━━ Enregistrements fournis ━━

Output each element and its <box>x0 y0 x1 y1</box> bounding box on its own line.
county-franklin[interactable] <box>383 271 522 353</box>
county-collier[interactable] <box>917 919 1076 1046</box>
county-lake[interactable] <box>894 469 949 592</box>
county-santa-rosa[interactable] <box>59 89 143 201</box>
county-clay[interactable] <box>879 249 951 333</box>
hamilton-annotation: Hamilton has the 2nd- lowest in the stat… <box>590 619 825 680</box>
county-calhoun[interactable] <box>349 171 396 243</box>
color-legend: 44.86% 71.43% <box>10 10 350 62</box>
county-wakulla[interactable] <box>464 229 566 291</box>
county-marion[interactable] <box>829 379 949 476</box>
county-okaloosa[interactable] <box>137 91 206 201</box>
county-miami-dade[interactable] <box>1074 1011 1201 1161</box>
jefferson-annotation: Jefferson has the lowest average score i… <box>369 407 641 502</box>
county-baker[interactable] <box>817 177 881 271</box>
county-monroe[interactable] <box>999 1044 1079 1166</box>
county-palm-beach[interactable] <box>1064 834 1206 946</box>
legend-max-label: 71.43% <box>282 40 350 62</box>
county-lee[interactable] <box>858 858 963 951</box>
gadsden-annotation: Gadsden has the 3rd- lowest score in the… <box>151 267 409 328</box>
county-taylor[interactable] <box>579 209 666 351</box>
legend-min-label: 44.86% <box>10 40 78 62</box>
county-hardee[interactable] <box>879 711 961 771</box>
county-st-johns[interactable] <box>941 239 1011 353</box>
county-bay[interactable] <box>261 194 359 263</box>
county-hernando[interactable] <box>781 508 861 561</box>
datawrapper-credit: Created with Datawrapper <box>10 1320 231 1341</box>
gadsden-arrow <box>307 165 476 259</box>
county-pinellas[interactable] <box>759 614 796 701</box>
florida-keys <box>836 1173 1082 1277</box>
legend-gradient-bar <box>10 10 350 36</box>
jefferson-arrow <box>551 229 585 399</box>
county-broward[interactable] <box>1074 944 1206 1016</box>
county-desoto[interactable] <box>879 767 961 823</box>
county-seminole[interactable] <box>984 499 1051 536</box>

━━━

Reproduisez sans la moindre modification chaque ligne des enregistrements ci-dessus, de la première à la dernière.

Output each element and its <box>x0 y0 x1 y1</box> bounding box on its own line.
county-franklin[interactable] <box>383 271 522 353</box>
county-collier[interactable] <box>917 919 1076 1046</box>
county-lake[interactable] <box>894 469 949 592</box>
county-santa-rosa[interactable] <box>59 89 143 201</box>
county-clay[interactable] <box>879 249 951 333</box>
hamilton-annotation: Hamilton has the 2nd- lowest in the stat… <box>590 619 825 680</box>
county-calhoun[interactable] <box>349 171 396 243</box>
color-legend: 44.86% 71.43% <box>10 10 350 62</box>
county-wakulla[interactable] <box>464 229 566 291</box>
county-marion[interactable] <box>829 379 949 476</box>
county-okaloosa[interactable] <box>137 91 206 201</box>
county-miami-dade[interactable] <box>1074 1011 1201 1161</box>
jefferson-annotation: Jefferson has the lowest average score i… <box>369 407 641 502</box>
county-baker[interactable] <box>817 177 881 271</box>
county-monroe[interactable] <box>999 1044 1079 1166</box>
county-palm-beach[interactable] <box>1064 834 1206 946</box>
legend-max-label: 71.43% <box>282 40 350 62</box>
county-lee[interactable] <box>858 858 963 951</box>
gadsden-annotation: Gadsden has the 3rd- lowest score in the… <box>151 267 409 328</box>
county-taylor[interactable] <box>579 209 666 351</box>
legend-min-label: 44.86% <box>10 40 78 62</box>
county-hardee[interactable] <box>879 711 961 771</box>
county-st-johns[interactable] <box>941 239 1011 353</box>
county-bay[interactable] <box>261 194 359 263</box>
county-hernando[interactable] <box>781 508 861 561</box>
datawrapper-credit: Created with Datawrapper <box>10 1320 231 1341</box>
gadsden-arrow <box>307 165 476 259</box>
county-pinellas[interactable] <box>759 614 796 701</box>
florida-keys <box>836 1173 1082 1277</box>
legend-gradient-bar <box>10 10 350 36</box>
jefferson-arrow <box>551 229 585 399</box>
county-broward[interactable] <box>1074 944 1206 1016</box>
county-desoto[interactable] <box>879 767 961 823</box>
county-seminole[interactable] <box>984 499 1051 536</box>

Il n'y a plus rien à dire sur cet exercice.